■ Direction: Only a number is wanted here: the number of lines of the data that include "Chris".

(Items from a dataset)
◇ ◇ ◇ ◇

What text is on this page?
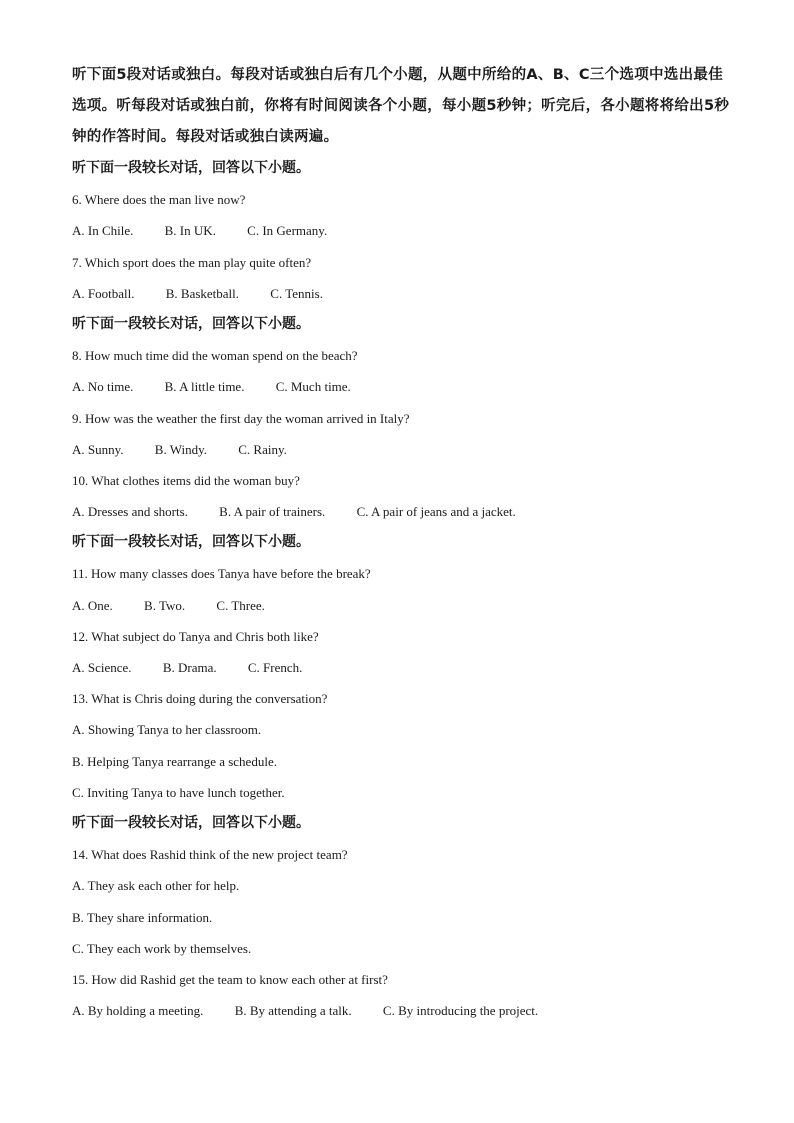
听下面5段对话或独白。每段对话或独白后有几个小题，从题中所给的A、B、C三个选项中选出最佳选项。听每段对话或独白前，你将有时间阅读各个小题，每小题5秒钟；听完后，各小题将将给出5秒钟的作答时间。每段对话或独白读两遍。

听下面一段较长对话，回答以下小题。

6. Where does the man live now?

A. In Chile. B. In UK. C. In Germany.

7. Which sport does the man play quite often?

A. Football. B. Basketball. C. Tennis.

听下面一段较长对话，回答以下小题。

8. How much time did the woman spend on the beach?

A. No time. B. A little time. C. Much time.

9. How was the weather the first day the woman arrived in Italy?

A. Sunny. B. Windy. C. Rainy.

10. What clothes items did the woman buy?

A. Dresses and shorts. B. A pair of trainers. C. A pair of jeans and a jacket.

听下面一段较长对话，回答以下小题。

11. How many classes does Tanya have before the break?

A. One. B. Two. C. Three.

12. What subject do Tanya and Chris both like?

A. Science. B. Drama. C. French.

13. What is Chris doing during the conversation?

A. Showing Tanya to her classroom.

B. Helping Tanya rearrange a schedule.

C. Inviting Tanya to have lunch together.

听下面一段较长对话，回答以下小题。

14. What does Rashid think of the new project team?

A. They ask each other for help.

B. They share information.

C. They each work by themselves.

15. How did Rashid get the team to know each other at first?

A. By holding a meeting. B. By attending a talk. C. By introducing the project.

◇ ◇ ◇ ◇

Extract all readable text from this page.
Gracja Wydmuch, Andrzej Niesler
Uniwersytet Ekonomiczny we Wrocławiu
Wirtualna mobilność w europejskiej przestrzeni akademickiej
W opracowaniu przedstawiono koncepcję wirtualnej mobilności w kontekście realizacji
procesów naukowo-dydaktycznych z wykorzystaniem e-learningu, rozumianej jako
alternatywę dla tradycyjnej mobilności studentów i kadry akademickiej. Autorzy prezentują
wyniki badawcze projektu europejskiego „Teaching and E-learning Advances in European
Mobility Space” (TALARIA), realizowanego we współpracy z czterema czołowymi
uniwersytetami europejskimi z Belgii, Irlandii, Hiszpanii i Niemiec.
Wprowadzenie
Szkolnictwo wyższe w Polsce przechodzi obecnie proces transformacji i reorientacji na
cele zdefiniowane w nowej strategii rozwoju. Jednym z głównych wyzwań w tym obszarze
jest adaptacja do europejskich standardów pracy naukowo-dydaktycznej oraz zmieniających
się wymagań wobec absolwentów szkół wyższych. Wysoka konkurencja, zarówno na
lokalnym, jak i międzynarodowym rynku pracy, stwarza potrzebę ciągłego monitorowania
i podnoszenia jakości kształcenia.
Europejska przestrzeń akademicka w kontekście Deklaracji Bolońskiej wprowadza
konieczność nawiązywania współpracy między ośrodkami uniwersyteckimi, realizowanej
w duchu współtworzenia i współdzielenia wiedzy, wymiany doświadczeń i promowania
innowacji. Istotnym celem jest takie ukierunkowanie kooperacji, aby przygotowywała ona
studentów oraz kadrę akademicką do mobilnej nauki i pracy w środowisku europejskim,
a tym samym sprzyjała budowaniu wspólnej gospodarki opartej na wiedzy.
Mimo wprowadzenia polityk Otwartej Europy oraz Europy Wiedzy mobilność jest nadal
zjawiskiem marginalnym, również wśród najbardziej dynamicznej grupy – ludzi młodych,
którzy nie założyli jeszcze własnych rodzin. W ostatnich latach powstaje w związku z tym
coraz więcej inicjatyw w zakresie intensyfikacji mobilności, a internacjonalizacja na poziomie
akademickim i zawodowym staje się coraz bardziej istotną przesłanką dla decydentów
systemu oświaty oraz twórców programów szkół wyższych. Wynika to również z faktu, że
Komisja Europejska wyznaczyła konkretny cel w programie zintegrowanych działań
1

◇ ◇ ◇ ◇

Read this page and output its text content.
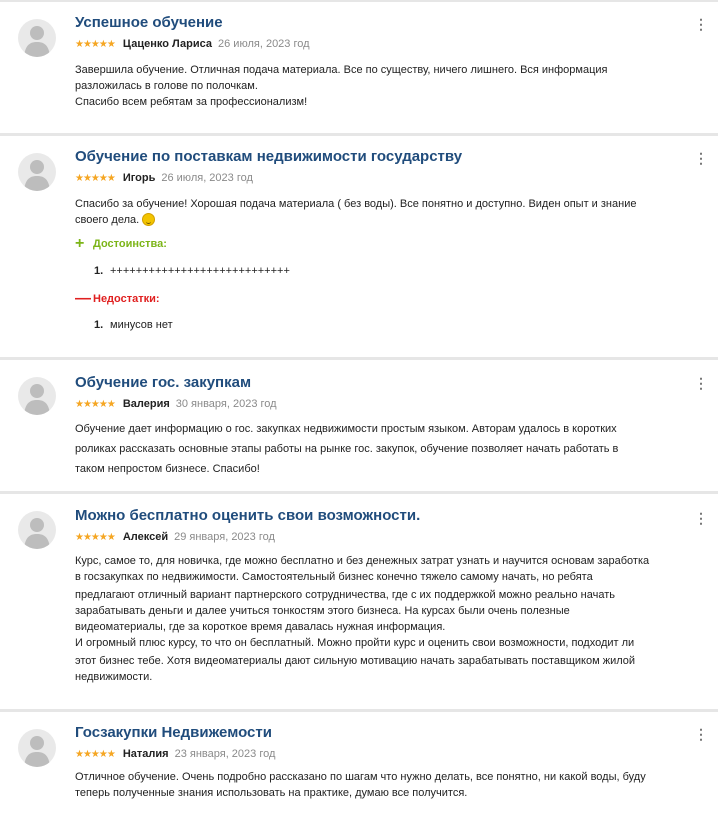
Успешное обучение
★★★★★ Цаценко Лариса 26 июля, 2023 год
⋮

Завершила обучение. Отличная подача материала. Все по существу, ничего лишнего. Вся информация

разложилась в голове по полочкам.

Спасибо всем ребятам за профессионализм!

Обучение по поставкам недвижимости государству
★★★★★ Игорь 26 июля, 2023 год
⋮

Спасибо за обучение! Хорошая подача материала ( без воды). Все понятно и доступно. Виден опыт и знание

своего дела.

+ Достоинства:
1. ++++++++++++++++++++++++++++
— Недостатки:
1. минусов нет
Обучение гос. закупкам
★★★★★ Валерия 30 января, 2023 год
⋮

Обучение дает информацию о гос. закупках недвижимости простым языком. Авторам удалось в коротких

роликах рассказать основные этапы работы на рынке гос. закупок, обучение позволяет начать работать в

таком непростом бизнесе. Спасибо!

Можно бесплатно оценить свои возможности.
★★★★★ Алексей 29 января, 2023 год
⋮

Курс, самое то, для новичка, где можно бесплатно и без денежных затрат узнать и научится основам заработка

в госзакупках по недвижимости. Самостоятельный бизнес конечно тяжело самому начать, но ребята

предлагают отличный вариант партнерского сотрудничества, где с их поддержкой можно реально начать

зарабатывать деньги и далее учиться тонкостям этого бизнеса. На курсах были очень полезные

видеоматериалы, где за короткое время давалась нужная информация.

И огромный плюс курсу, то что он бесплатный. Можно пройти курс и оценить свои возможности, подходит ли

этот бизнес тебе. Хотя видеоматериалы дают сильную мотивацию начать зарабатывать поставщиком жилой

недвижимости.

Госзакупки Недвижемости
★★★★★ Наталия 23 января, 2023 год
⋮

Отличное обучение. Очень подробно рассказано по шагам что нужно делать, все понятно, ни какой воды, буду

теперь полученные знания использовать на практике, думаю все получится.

◇ ◇ ◇ ◇

■ Result of this task: 2